| TASK TO COMPLETE |
Return only the number of lines holding the word "Distance".

| Items from a data source |
## begin

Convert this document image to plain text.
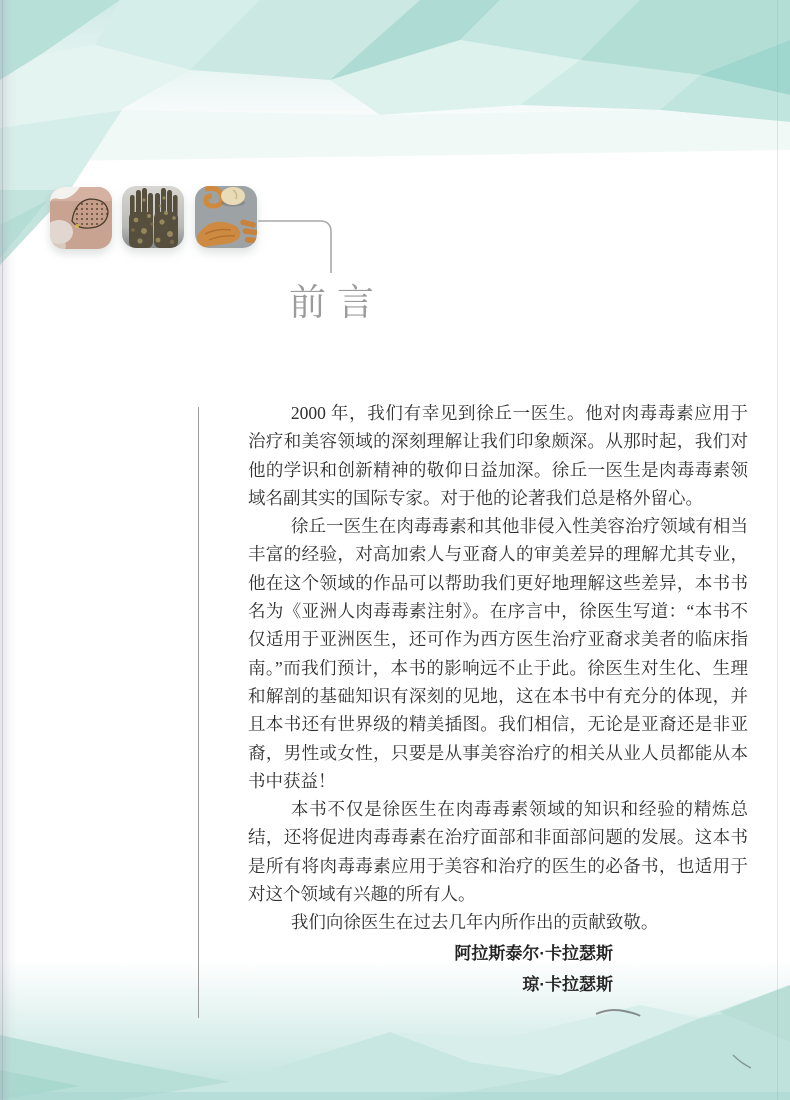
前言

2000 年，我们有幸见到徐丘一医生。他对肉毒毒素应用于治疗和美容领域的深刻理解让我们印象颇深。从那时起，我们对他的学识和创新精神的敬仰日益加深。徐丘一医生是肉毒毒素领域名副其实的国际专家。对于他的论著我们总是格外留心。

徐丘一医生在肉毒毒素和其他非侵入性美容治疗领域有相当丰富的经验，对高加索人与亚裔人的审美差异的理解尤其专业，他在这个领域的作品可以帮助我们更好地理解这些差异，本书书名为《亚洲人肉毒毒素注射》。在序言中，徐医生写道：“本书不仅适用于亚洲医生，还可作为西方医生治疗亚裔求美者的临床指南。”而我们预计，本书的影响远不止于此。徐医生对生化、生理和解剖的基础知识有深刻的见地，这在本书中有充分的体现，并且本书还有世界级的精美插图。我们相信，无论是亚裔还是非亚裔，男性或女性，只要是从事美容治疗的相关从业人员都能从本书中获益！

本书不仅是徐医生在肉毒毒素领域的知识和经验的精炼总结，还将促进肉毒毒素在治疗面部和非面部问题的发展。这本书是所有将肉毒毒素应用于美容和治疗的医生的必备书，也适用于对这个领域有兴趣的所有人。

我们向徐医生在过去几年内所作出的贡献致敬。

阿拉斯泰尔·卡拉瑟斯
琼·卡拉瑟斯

## end
## begin

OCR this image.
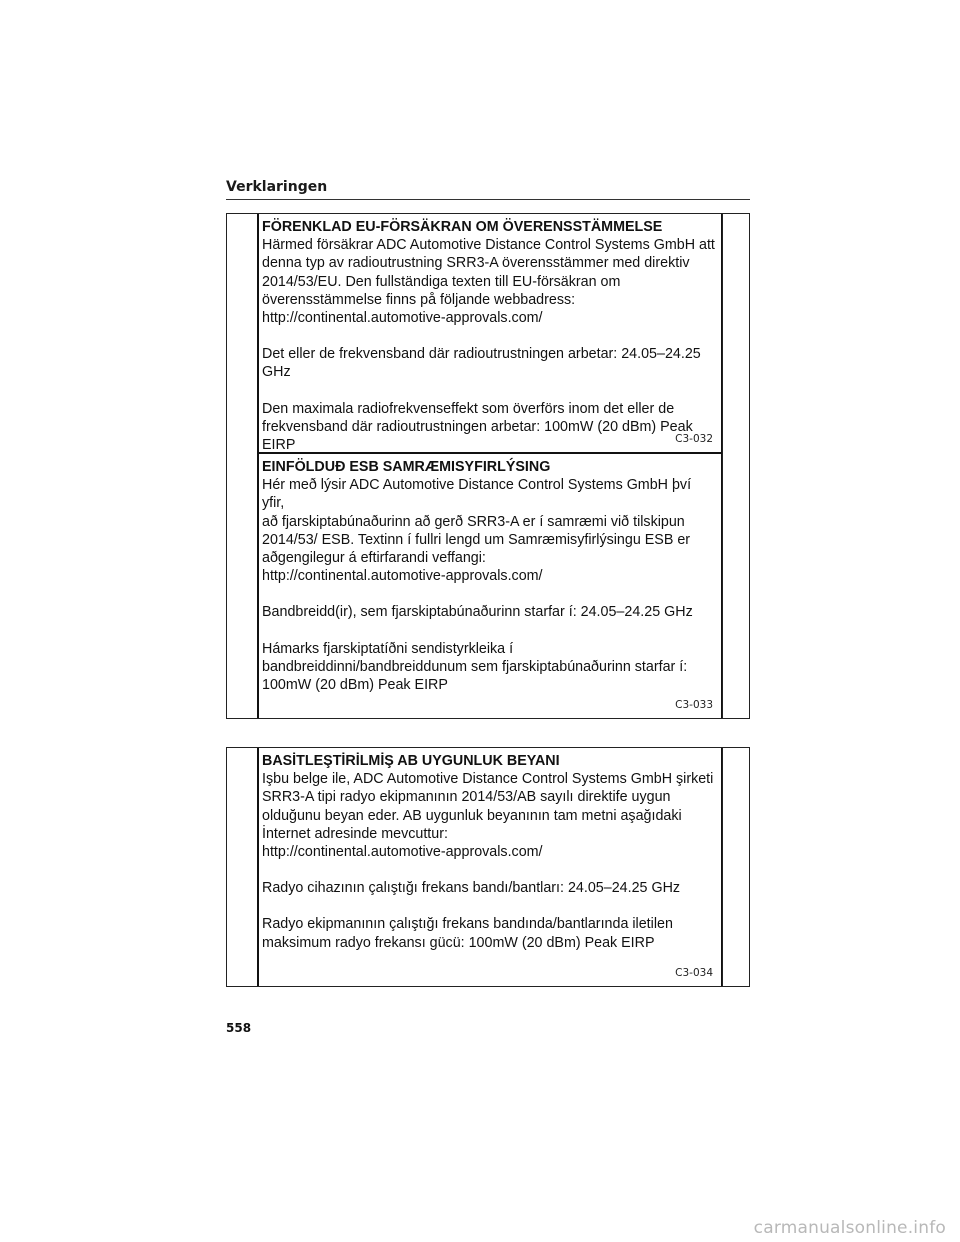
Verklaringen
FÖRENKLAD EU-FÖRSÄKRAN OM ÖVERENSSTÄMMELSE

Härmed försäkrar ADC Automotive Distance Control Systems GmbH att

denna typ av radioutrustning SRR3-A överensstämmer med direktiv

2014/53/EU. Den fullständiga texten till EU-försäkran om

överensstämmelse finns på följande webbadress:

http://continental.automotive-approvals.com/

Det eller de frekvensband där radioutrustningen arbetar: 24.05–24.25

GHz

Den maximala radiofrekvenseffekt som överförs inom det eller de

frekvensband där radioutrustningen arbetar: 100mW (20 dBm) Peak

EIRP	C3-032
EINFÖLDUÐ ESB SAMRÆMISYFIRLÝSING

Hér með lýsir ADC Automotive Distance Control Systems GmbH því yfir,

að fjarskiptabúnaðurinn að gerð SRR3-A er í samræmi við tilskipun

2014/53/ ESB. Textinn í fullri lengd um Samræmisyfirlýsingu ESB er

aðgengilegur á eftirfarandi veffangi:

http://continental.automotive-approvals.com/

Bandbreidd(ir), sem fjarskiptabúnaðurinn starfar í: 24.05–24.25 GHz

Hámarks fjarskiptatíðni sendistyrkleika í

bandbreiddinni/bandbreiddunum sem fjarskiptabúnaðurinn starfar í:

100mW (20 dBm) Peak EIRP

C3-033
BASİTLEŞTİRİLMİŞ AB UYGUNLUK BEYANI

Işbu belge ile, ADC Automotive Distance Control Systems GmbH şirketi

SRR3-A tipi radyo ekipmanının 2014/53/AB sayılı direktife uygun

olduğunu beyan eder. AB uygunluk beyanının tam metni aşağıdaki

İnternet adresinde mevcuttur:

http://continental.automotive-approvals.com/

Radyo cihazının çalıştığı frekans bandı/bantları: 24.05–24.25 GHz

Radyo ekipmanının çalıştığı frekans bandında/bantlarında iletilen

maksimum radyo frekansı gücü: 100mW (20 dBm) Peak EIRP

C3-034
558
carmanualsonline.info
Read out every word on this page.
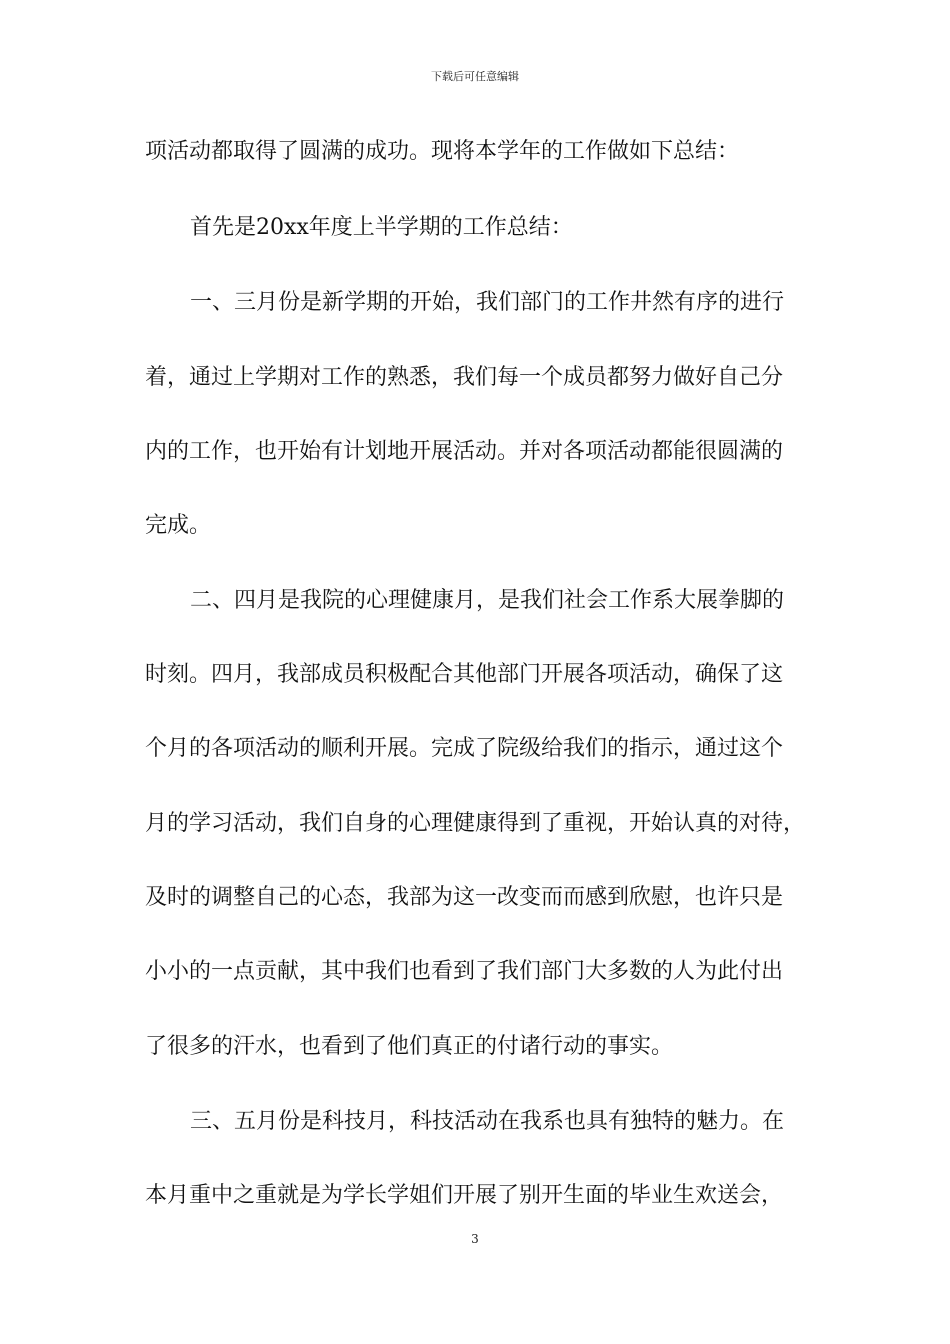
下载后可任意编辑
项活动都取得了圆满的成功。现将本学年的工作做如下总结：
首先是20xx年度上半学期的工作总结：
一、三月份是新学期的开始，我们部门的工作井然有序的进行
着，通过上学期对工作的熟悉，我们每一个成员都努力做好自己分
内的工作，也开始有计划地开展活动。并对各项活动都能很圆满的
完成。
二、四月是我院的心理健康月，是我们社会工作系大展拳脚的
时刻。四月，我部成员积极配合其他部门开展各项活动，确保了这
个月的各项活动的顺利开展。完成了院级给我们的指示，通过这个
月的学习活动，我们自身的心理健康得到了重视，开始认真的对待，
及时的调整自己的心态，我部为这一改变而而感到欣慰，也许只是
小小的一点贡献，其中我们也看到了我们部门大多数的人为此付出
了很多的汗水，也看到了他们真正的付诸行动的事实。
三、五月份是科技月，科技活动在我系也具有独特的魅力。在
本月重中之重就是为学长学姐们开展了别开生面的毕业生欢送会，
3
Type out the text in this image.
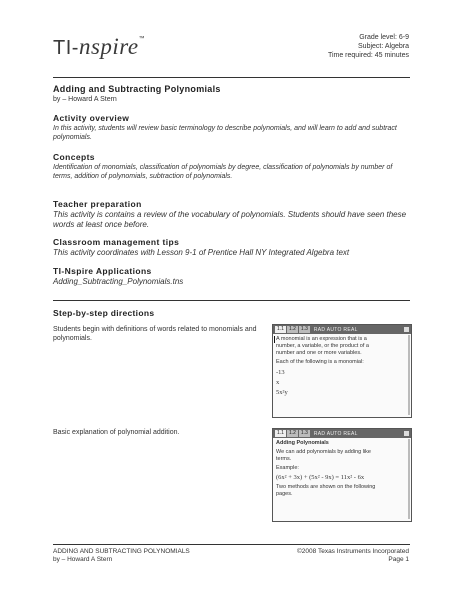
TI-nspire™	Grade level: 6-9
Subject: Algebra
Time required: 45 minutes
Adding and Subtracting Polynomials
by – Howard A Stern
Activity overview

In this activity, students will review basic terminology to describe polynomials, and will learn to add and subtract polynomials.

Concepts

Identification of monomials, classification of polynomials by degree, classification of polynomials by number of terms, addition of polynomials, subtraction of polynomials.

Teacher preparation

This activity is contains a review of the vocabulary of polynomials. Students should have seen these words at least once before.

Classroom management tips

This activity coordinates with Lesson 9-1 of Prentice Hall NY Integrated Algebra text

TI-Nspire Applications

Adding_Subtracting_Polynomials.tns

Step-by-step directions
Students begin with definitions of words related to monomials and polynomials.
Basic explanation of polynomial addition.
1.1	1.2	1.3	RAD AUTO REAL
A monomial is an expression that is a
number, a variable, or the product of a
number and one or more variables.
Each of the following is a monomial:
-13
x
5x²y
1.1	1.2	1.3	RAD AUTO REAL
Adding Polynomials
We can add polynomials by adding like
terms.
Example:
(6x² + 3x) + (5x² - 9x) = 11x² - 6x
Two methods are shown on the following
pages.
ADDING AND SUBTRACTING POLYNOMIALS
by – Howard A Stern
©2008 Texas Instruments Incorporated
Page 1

## end
## begin

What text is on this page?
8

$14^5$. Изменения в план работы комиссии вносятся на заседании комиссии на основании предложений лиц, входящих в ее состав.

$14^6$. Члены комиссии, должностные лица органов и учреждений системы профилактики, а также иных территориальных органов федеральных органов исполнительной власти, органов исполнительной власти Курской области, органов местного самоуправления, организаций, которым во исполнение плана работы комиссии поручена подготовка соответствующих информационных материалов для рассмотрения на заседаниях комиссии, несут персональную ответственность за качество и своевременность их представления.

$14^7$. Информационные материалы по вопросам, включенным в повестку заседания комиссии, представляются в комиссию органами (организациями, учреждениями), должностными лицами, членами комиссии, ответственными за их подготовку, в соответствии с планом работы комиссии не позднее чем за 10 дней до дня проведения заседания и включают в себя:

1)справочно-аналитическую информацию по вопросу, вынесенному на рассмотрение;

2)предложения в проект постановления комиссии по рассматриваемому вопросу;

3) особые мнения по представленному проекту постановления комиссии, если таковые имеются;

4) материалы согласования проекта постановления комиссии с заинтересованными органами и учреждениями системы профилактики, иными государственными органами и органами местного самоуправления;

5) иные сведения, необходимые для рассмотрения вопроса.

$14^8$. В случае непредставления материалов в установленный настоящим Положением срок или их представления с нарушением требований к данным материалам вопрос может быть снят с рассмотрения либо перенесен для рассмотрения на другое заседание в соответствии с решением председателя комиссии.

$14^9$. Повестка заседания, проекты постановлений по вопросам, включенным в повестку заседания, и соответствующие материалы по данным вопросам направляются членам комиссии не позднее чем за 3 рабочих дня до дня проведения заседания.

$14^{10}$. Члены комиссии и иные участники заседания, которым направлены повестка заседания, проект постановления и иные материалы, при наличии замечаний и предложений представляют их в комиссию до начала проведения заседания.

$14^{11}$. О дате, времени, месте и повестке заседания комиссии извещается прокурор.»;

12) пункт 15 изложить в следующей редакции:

## end

| ANSWER TO THIS PROBLEM |
3